[Data entries for graphics]
==================================================
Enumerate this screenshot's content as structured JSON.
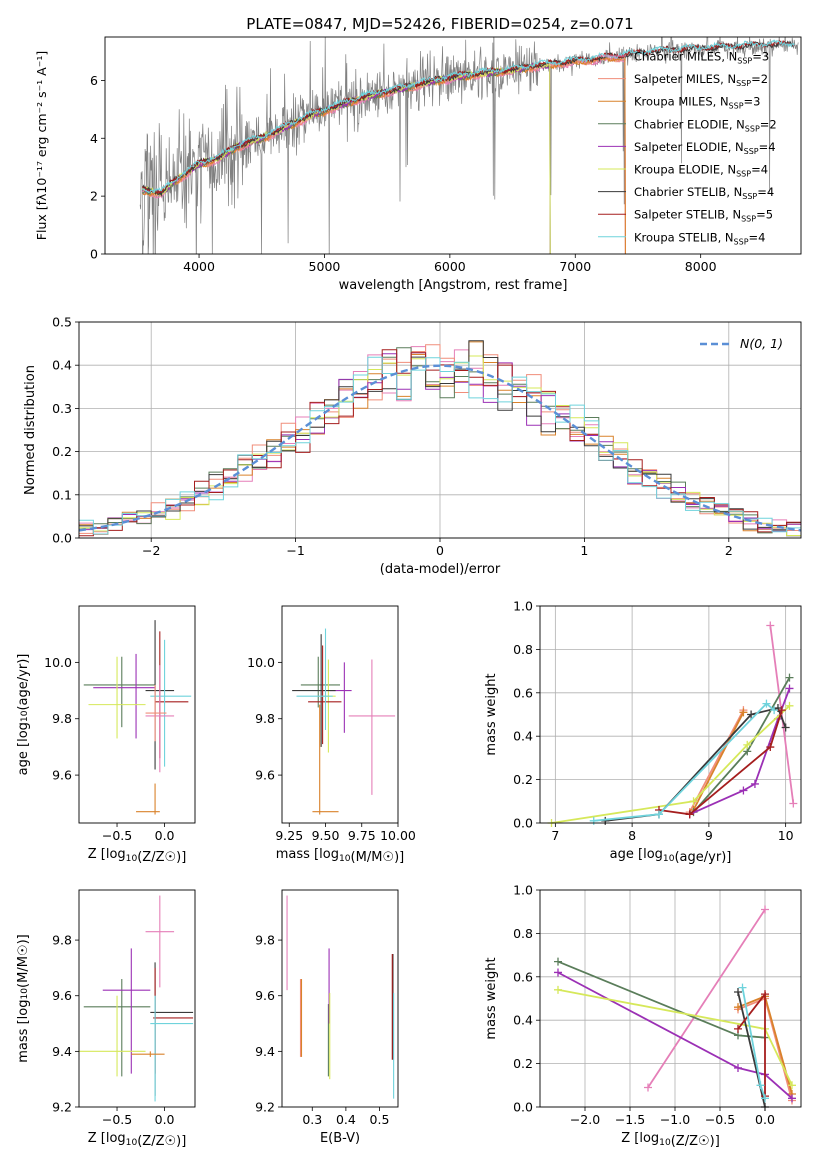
{
  "figure_title": "PLATE=0847, MJD=52426, FIBERID=0254, z=0.071",
  "colors": {
    "Chabrier MILES": "#e57fb8",
    "Salpeter MILES": "#f08d7a",
    "Kroupa MILES": "#d9822b",
    "Chabrier ELODIE": "#5a7d5a",
    "Salpeter ELODIE": "#9b30b5",
    "Kroupa ELODIE": "#d6e85a",
    "Chabrier STELIB": "#3a3a3a",
    "Salpeter STELIB": "#a51e1e",
    "Kroupa STELIB": "#6fd3dc",
    "data": "#808080",
    "gaussian": "#5b8fd6"
  },
  "chart_data": [
    {
      "id": "spectrum",
      "type": "line",
      "title": "PLATE=0847, MJD=52426, FIBERID=0254, z=0.071",
      "xlabel": "wavelength [Angstrom, rest frame]",
      "ylabel": "Flux [fλ10⁻¹⁷ erg cm⁻² s⁻¹ A⁻¹]",
      "xlim": [
        3250,
        8800
      ],
      "ylim": [
        0,
        7.5
      ],
      "xticks": [
        4000,
        5000,
        6000,
        7000,
        8000
      ],
      "yticks": [
        0,
        2,
        4,
        6
      ],
      "grid": false,
      "legend_loc": "right",
      "model_knots": {
        "x": [
          3550,
          3700,
          3800,
          3900,
          4000,
          4150,
          4300,
          4500,
          4700,
          4900,
          5100,
          5300,
          5500,
          5700,
          5900,
          6100,
          6300,
          6500,
          6700,
          6900,
          7100,
          7300,
          7500,
          7700,
          7900,
          8100,
          8300,
          8500,
          8780
        ],
        "y": [
          2.2,
          2.1,
          2.5,
          2.8,
          3.1,
          3.3,
          3.7,
          4.0,
          4.4,
          4.8,
          5.1,
          5.4,
          5.6,
          5.8,
          6.0,
          6.15,
          6.25,
          6.35,
          6.5,
          6.6,
          6.7,
          6.8,
          6.9,
          7.0,
          7.05,
          7.1,
          7.15,
          7.2,
          7.2
        ]
      },
      "series": [
        {
          "name": "Chabrier MILES, N$_{SSP}$=3",
          "color_key": "Chabrier MILES",
          "xmax": 7400
        },
        {
          "name": "Salpeter MILES, N$_{SSP}$=2",
          "color_key": "Salpeter MILES",
          "xmax": 7400
        },
        {
          "name": "Kroupa MILES, N$_{SSP}$=3",
          "color_key": "Kroupa MILES",
          "xmax": 7400
        },
        {
          "name": "Chabrier ELODIE, N$_{SSP}$=2",
          "color_key": "Chabrier ELODIE",
          "xmax": 6800
        },
        {
          "name": "Salpeter ELODIE, N$_{SSP}$=4",
          "color_key": "Salpeter ELODIE",
          "xmax": 6800
        },
        {
          "name": "Kroupa ELODIE, N$_{SSP}$=4",
          "color_key": "Kroupa ELODIE",
          "xmax": 6800
        },
        {
          "name": "Chabrier STELIB, N$_{SSP}$=4",
          "color_key": "Chabrier STELIB",
          "xmax": 8750
        },
        {
          "name": "Salpeter STELIB, N$_{SSP}$=5",
          "color_key": "Salpeter STELIB",
          "xmax": 8750
        },
        {
          "name": "Kroupa STELIB, N$_{SSP}$=4",
          "color_key": "Kroupa STELIB",
          "xmax": 8750
        }
      ]
    },
    {
      "id": "residuals",
      "type": "line",
      "xlabel": "(data-model)/error",
      "ylabel": "Normed distribution",
      "xlim": [
        -2.5,
        2.5
      ],
      "ylim": [
        0,
        0.5
      ],
      "xticks": [
        -2,
        -1,
        0,
        1,
        2
      ],
      "yticks": [
        0.0,
        0.1,
        0.2,
        0.3,
        0.4,
        0.5
      ],
      "grid": true,
      "legend_loc": "upper right",
      "gaussian_label": "N(0, 1)",
      "bin_width": 0.1,
      "hist_order": [
        "Chabrier MILES",
        "Salpeter MILES",
        "Kroupa MILES",
        "Chabrier ELODIE",
        "Salpeter ELODIE",
        "Kroupa ELODIE",
        "Chabrier STELIB",
        "Salpeter STELIB",
        "Kroupa STELIB"
      ]
    },
    {
      "id": "age-vs-z",
      "type": "scatter",
      "xlabel": "Z [log10(Z/Z☉)]",
      "ylabel": "age  [log10(age/yr)]",
      "xlim": [
        -0.9,
        0.32
      ],
      "ylim": [
        9.43,
        10.2
      ],
      "xticks": [
        -0.5,
        0.0
      ],
      "yticks": [
        9.6,
        9.8,
        10.0
      ],
      "grid": false,
      "points": [
        {
          "key": "Chabrier ELODIE",
          "x": -0.45,
          "xerr": [
            0.4,
            0.35
          ],
          "y": 9.92,
          "yerr": [
            0.15,
            0.1
          ]
        },
        {
          "key": "Salpeter ELODIE",
          "x": -0.3,
          "xerr": [
            0.45,
            0.2
          ],
          "y": 9.91,
          "yerr": [
            0.18,
            0.12
          ]
        },
        {
          "key": "Kroupa ELODIE",
          "x": -0.5,
          "xerr": [
            0.3,
            0.3
          ],
          "y": 9.85,
          "yerr": [
            0.12,
            0.17
          ]
        },
        {
          "key": "Chabrier STELIB",
          "x": -0.1,
          "xerr": [
            0.1,
            0.2
          ],
          "y": 9.9,
          "yerr": [
            0.28,
            0.25
          ]
        },
        {
          "key": "Salpeter STELIB",
          "x": -0.05,
          "xerr": [
            0.05,
            0.3
          ],
          "y": 9.86,
          "yerr": [
            0.2,
            0.25
          ]
        },
        {
          "key": "Kroupa STELIB",
          "x": 0.0,
          "xerr": [
            0.15,
            0.28
          ],
          "y": 9.88,
          "yerr": [
            0.25,
            0.2
          ]
        },
        {
          "key": "Chabrier MILES",
          "x": -0.05,
          "xerr": [
            0.15,
            0.15
          ],
          "y": 9.81,
          "yerr": [
            0.2,
            0.18
          ]
        },
        {
          "key": "Kroupa MILES",
          "x": -0.1,
          "xerr": [
            0.2,
            0.05
          ],
          "y": 9.47,
          "yerr": [
            0.01,
            0.1
          ]
        },
        {
          "key": "Salpeter MILES",
          "x": -0.1,
          "xerr": [
            0.1,
            0.12
          ],
          "y": 9.82,
          "yerr": [
            0.1,
            0.1
          ]
        }
      ]
    },
    {
      "id": "age-vs-mass",
      "type": "scatter",
      "xlabel": "mass [log10(M/M☉)]",
      "ylabel": "",
      "xlim": [
        9.2,
        10.0
      ],
      "ylim": [
        9.43,
        10.2
      ],
      "xticks": [
        9.25,
        9.5,
        9.75,
        10.0
      ],
      "yticks": [
        9.6,
        9.8,
        10.0
      ],
      "grid": false,
      "points": [
        {
          "key": "Chabrier ELODIE",
          "x": 9.45,
          "xerr": [
            0.12,
            0.15
          ],
          "y": 9.92,
          "yerr": [
            0.08,
            0.1
          ]
        },
        {
          "key": "Salpeter ELODIE",
          "x": 9.63,
          "xerr": [
            0.1,
            0.05
          ],
          "y": 9.9,
          "yerr": [
            0.15,
            0.1
          ]
        },
        {
          "key": "Kroupa ELODIE",
          "x": 9.52,
          "xerr": [
            0.05,
            0.05
          ],
          "y": 9.88,
          "yerr": [
            0.2,
            0.13
          ]
        },
        {
          "key": "Chabrier STELIB",
          "x": 9.47,
          "xerr": [
            0.2,
            0.1
          ],
          "y": 9.9,
          "yerr": [
            0.2,
            0.2
          ]
        },
        {
          "key": "Salpeter STELIB",
          "x": 9.48,
          "xerr": [
            0.1,
            0.13
          ],
          "y": 9.86,
          "yerr": [
            0.15,
            0.2
          ]
        },
        {
          "key": "Kroupa STELIB",
          "x": 9.5,
          "xerr": [
            0.2,
            0.05
          ],
          "y": 9.88,
          "yerr": [
            0.12,
            0.24
          ]
        },
        {
          "key": "Chabrier MILES",
          "x": 9.82,
          "xerr": [
            0.16,
            0.16
          ],
          "y": 9.81,
          "yerr": [
            0.28,
            0.2
          ]
        },
        {
          "key": "Kroupa MILES",
          "x": 9.46,
          "xerr": [
            0.05,
            0.13
          ],
          "y": 9.47,
          "yerr": [
            0.01,
            0.38
          ]
        }
      ]
    },
    {
      "id": "massweight-vs-age",
      "type": "line",
      "xlabel": "age  [log10(age/yr)]",
      "ylabel": "mass weight",
      "xlim": [
        6.8,
        10.2
      ],
      "ylim": [
        0.0,
        1.0
      ],
      "xticks": [
        7,
        8,
        9,
        10
      ],
      "yticks": [
        0.0,
        0.2,
        0.4,
        0.6,
        0.8,
        1.0
      ],
      "grid": true,
      "series": [
        {
          "key": "Chabrier MILES",
          "x": [
            9.8,
            10.1
          ],
          "y": [
            0.91,
            0.09
          ]
        },
        {
          "key": "Salpeter MILES",
          "x": [
            8.75,
            9.45
          ],
          "y": [
            0.05,
            0.52
          ]
        },
        {
          "key": "Kroupa MILES",
          "x": [
            8.8,
            9.45
          ],
          "y": [
            0.06,
            0.51
          ]
        },
        {
          "key": "Chabrier ELODIE",
          "x": [
            8.8,
            9.5,
            10.05
          ],
          "y": [
            0.05,
            0.33,
            0.67
          ]
        },
        {
          "key": "Salpeter ELODIE",
          "x": [
            8.75,
            9.45,
            9.6,
            9.9,
            10.05
          ],
          "y": [
            0.04,
            0.15,
            0.18,
            0.48,
            0.62
          ]
        },
        {
          "key": "Kroupa ELODIE",
          "x": [
            6.95,
            8.8,
            9.5,
            10.05
          ],
          "y": [
            0.0,
            0.1,
            0.36,
            0.54
          ]
        },
        {
          "key": "Chabrier STELIB",
          "x": [
            7.65,
            8.35,
            9.55,
            9.9,
            10.0
          ],
          "y": [
            0.01,
            0.04,
            0.5,
            0.53,
            0.44
          ]
        },
        {
          "key": "Salpeter STELIB",
          "x": [
            8.35,
            8.75,
            9.8,
            9.95
          ],
          "y": [
            0.06,
            0.04,
            0.35,
            0.52
          ]
        },
        {
          "key": "Kroupa STELIB",
          "x": [
            7.5,
            8.35,
            9.75,
            9.85
          ],
          "y": [
            0.01,
            0.04,
            0.55,
            0.52
          ]
        }
      ]
    },
    {
      "id": "mass-vs-z",
      "type": "scatter",
      "xlabel": "Z [log10(Z/Z☉)]",
      "ylabel": "mass [log10(M/M☉)]",
      "xlim": [
        -0.9,
        0.32
      ],
      "ylim": [
        9.2,
        9.98
      ],
      "xticks": [
        -0.5,
        0.0
      ],
      "yticks": [
        9.2,
        9.4,
        9.6,
        9.8
      ],
      "grid": false,
      "points": [
        {
          "key": "Chabrier MILES",
          "x": -0.05,
          "xerr": [
            0.15,
            0.15
          ],
          "y": 9.83,
          "yerr": [
            0.2,
            0.13
          ]
        },
        {
          "key": "Chabrier ELODIE",
          "x": -0.45,
          "xerr": [
            0.4,
            0.3
          ],
          "y": 9.56,
          "yerr": [
            0.25,
            0.1
          ]
        },
        {
          "key": "Salpeter ELODIE",
          "x": -0.35,
          "xerr": [
            0.3,
            0.2
          ],
          "y": 9.62,
          "yerr": [
            0.3,
            0.15
          ]
        },
        {
          "key": "Kroupa ELODIE",
          "x": -0.5,
          "xerr": [
            0.4,
            0.3
          ],
          "y": 9.4,
          "yerr": [
            0.09,
            0.2
          ]
        },
        {
          "key": "Chabrier STELIB",
          "x": -0.1,
          "xerr": [
            0.05,
            0.4
          ],
          "y": 9.54,
          "yerr": [
            0.3,
            0.18
          ]
        },
        {
          "key": "Salpeter STELIB",
          "x": -0.1,
          "xerr": [
            0.02,
            0.4
          ],
          "y": 9.52,
          "yerr": [
            0.2,
            0.18
          ]
        },
        {
          "key": "Kroupa STELIB",
          "x": -0.1,
          "xerr": [
            0.05,
            0.4
          ],
          "y": 9.5,
          "yerr": [
            0.28,
            0.1
          ]
        },
        {
          "key": "Kroupa MILES",
          "x": -0.15,
          "xerr": [
            0.2,
            0.15
          ],
          "y": 9.39,
          "yerr": [
            0.01,
            0.01
          ]
        }
      ]
    },
    {
      "id": "mass-vs-ebv",
      "type": "scatter",
      "xlabel": "E(B-V)",
      "ylabel": "",
      "xlim": [
        0.21,
        0.555
      ],
      "ylim": [
        9.2,
        9.98
      ],
      "xticks": [
        0.3,
        0.4,
        0.5
      ],
      "yticks": [
        9.2,
        9.4,
        9.6,
        9.8
      ],
      "grid": false,
      "points": [
        {
          "key": "Chabrier MILES",
          "x": 0.225,
          "y": 9.79,
          "yerr": [
            0.17,
            0.17
          ]
        },
        {
          "key": "Salpeter MILES",
          "x": 0.265,
          "y": 9.52,
          "yerr": [
            0.14,
            0.14
          ]
        },
        {
          "key": "Kroupa MILES",
          "x": 0.268,
          "y": 9.52,
          "yerr": [
            0.14,
            0.14
          ]
        },
        {
          "key": "Chabrier ELODIE",
          "x": 0.348,
          "y": 9.43,
          "yerr": [
            0.12,
            0.14
          ]
        },
        {
          "key": "Salpeter ELODIE",
          "x": 0.35,
          "y": 9.65,
          "yerr": [
            0.15,
            0.12
          ]
        },
        {
          "key": "Kroupa ELODIE",
          "x": 0.352,
          "y": 9.45,
          "yerr": [
            0.15,
            0.16
          ]
        },
        {
          "key": "Chabrier STELIB",
          "x": 0.54,
          "y": 9.56,
          "yerr": [
            0.19,
            0.19
          ]
        },
        {
          "key": "Salpeter STELIB",
          "x": 0.538,
          "y": 9.56,
          "yerr": [
            0.19,
            0.19
          ]
        },
        {
          "key": "Kroupa STELIB",
          "x": 0.542,
          "y": 9.42,
          "yerr": [
            0.19,
            0.19
          ]
        }
      ]
    },
    {
      "id": "massweight-vs-z",
      "type": "line",
      "xlabel": "Z [log10(Z/Z☉)]",
      "ylabel": "mass weight",
      "xlim": [
        -2.5,
        0.4
      ],
      "ylim": [
        0.0,
        1.0
      ],
      "xticks": [
        -2.0,
        -1.5,
        -1.0,
        -0.5,
        0.0
      ],
      "yticks": [
        0.0,
        0.2,
        0.4,
        0.6,
        0.8,
        1.0
      ],
      "grid": true,
      "series": [
        {
          "key": "Chabrier MILES",
          "x": [
            -1.3,
            0.0
          ],
          "y": [
            0.09,
            0.91
          ]
        },
        {
          "key": "Salpeter MILES",
          "x": [
            -0.3,
            0.0,
            0.3
          ],
          "y": [
            0.45,
            0.5,
            0.03
          ]
        },
        {
          "key": "Kroupa MILES",
          "x": [
            -0.3,
            0.0,
            0.3
          ],
          "y": [
            0.46,
            0.51,
            0.06
          ]
        },
        {
          "key": "Chabrier ELODIE",
          "x": [
            -2.3,
            -0.3,
            0.0
          ],
          "y": [
            0.67,
            0.33,
            0.32
          ]
        },
        {
          "key": "Salpeter ELODIE",
          "x": [
            -2.3,
            -0.3,
            0.0,
            0.3
          ],
          "y": [
            0.62,
            0.18,
            0.15,
            0.04
          ]
        },
        {
          "key": "Kroupa ELODIE",
          "x": [
            -2.3,
            0.0,
            0.3
          ],
          "y": [
            0.54,
            0.36,
            0.1
          ]
        },
        {
          "key": "Chabrier STELIB",
          "x": [
            -0.3,
            0.0
          ],
          "y": [
            0.53,
            0.0
          ]
        },
        {
          "key": "Salpeter STELIB",
          "x": [
            -0.3,
            0.0,
            0.0
          ],
          "y": [
            0.36,
            0.52,
            0.05
          ]
        },
        {
          "key": "Kroupa STELIB",
          "x": [
            -0.25,
            -0.05,
            0.0
          ],
          "y": [
            0.55,
            0.1,
            0.04
          ]
        }
      ]
    }
  ]
}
==================================================
● **WHAT THE EXERCISE ASKS**: Filter the entries down to the lines with the word "massweight" in them.

● **RESPONSE TO THE TASK**:
      "id": "massweight-vs-age",
      "id": "massweight-vs-z",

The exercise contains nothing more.